> WHAT YOU ARE ASKED TO DO:
Copy out all of the material, matching it word for word.

Data items:
_____
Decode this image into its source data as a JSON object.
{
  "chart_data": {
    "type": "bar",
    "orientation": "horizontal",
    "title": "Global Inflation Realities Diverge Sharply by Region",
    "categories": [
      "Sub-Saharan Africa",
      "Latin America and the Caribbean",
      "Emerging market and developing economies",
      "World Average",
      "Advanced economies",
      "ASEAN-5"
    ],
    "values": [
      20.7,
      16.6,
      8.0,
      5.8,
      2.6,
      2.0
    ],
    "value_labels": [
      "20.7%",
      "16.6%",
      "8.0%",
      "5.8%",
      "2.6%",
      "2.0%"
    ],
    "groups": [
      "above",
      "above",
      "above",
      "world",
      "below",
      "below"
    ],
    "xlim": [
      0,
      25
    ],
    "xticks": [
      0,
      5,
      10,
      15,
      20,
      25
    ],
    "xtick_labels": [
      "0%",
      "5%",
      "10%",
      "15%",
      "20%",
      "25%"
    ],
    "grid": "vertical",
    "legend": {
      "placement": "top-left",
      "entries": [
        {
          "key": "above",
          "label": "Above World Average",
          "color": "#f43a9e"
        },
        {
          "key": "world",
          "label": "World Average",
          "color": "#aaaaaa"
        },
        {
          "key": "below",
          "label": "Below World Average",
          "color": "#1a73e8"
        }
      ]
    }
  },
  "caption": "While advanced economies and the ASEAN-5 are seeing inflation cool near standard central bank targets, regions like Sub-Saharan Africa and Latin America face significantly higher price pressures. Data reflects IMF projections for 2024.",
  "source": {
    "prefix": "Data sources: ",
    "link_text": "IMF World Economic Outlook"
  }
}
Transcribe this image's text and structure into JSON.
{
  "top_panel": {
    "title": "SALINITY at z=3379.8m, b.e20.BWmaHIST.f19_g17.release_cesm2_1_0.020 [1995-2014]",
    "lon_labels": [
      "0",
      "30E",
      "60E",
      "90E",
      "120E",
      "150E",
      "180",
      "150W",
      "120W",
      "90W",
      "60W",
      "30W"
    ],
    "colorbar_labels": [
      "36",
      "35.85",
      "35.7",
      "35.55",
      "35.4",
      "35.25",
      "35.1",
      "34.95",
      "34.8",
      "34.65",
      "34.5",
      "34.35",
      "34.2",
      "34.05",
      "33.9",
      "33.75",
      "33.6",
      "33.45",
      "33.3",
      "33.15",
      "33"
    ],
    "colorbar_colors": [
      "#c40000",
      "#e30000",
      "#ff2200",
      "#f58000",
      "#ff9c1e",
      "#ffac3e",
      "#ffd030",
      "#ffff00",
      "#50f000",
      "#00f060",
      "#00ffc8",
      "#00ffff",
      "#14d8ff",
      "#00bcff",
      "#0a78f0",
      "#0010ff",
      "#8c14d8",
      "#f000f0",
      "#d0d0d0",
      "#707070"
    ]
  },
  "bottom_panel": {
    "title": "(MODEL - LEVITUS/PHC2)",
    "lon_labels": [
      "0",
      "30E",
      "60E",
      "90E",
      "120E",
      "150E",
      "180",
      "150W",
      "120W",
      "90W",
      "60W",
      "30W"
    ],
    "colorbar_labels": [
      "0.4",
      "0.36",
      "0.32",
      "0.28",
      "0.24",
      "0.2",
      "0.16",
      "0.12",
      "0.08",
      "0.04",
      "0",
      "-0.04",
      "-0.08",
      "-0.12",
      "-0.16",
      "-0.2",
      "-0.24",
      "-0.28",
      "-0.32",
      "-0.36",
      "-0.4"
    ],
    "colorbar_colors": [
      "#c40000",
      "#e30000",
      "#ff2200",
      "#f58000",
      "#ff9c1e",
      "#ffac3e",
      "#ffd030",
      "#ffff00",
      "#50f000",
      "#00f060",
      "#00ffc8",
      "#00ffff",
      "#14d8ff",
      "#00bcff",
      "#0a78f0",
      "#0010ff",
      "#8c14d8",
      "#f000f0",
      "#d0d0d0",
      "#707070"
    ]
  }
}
_____
> ANSWER TO THIS PROBLEM:
Decode this image into its source data as a JSON object.
{
  "chart_data": {
    "type": "bar",
    "orientation": "horizontal",
    "title": "Global Inflation Realities Diverge Sharply by Region",
    "categories": [
      "Sub-Saharan Africa",
      "Latin America and the Caribbean",
      "Emerging market and developing economies",
      "World Average",
      "Advanced economies",
      "ASEAN-5"
    ],
    "values": [
      20.7,
      16.6,
      8.0,
      5.8,
      2.6,
      2.0
    ],
    "value_labels": [
      "20.7%",
      "16.6%",
      "8.0%",
      "5.8%",
      "2.6%",
      "2.0%"
    ],
    "groups": [
      "above",
      "above",
      "above",
      "world",
      "below",
      "below"
    ],
    "xlim": [
      0,
      25
    ],
    "xticks": [
      0,
      5,
      10,
      15,
      20,
      25
    ],
    "xtick_labels": [
      "0%",
      "5%",
      "10%",
      "15%",
      "20%",
      "25%"
    ],
    "grid": "vertical",
    "legend": {
      "placement": "top-left",
      "entries": [
        {
          "key": "above",
          "label": "Above World Average",
          "color": "#f43a9e"
        },
        {
          "key": "world",
          "label": "World Average",
          "color": "#aaaaaa"
        },
        {
          "key": "below",
          "label": "Below World Average",
          "color": "#1a73e8"
        }
      ]
    }
  },
  "caption": "While advanced economies and the ASEAN-5 are seeing inflation cool near standard central bank targets, regions like Sub-Saharan Africa and Latin America face significantly higher price pressures. Data reflects IMF projections for 2024.",
  "source": {
    "prefix": "Data sources: ",
    "link_text": "IMF World Economic Outlook"
  }
}
Transcribe this image's text and structure into JSON.
{
  "top_panel": {
    "title": "SALINITY at z=3379.8m, b.e20.BWmaHIST.f19_g17.release_cesm2_1_0.020 [1995-2014]",
    "lon_labels": [
      "0",
      "30E",
      "60E",
      "90E",
      "120E",
      "150E",
      "180",
      "150W",
      "120W",
      "90W",
      "60W",
      "30W"
    ],
    "colorbar_labels": [
      "36",
      "35.85",
      "35.7",
      "35.55",
      "35.4",
      "35.25",
      "35.1",
      "34.95",
      "34.8",
      "34.65",
      "34.5",
      "34.35",
      "34.2",
      "34.05",
      "33.9",
      "33.75",
      "33.6",
      "33.45",
      "33.3",
      "33.15",
      "33"
    ],
    "colorbar_colors": [
      "#c40000",
      "#e30000",
      "#ff2200",
      "#f58000",
      "#ff9c1e",
      "#ffac3e",
      "#ffd030",
      "#ffff00",
      "#50f000",
      "#00f060",
      "#00ffc8",
      "#00ffff",
      "#14d8ff",
      "#00bcff",
      "#0a78f0",
      "#0010ff",
      "#8c14d8",
      "#f000f0",
      "#d0d0d0",
      "#707070"
    ]
  },
  "bottom_panel": {
    "title": "(MODEL - LEVITUS/PHC2)",
    "lon_labels": [
      "0",
      "30E",
      "60E",
      "90E",
      "120E",
      "150E",
      "180",
      "150W",
      "120W",
      "90W",
      "60W",
      "30W"
    ],
    "colorbar_labels": [
      "0.4",
      "0.36",
      "0.32",
      "0.28",
      "0.24",
      "0.2",
      "0.16",
      "0.12",
      "0.08",
      "0.04",
      "0",
      "-0.04",
      "-0.08",
      "-0.12",
      "-0.16",
      "-0.2",
      "-0.24",
      "-0.28",
      "-0.32",
      "-0.36",
      "-0.4"
    ],
    "colorbar_colors": [
      "#c40000",
      "#e30000",
      "#ff2200",
      "#f58000",
      "#ff9c1e",
      "#ffac3e",
      "#ffd030",
      "#ffff00",
      "#50f000",
      "#00f060",
      "#00ffc8",
      "#00ffff",
      "#14d8ff",
      "#00bcff",
      "#0a78f0",
      "#0010ff",
      "#8c14d8",
      "#f000f0",
      "#d0d0d0",
      "#707070"
    ]
  }
}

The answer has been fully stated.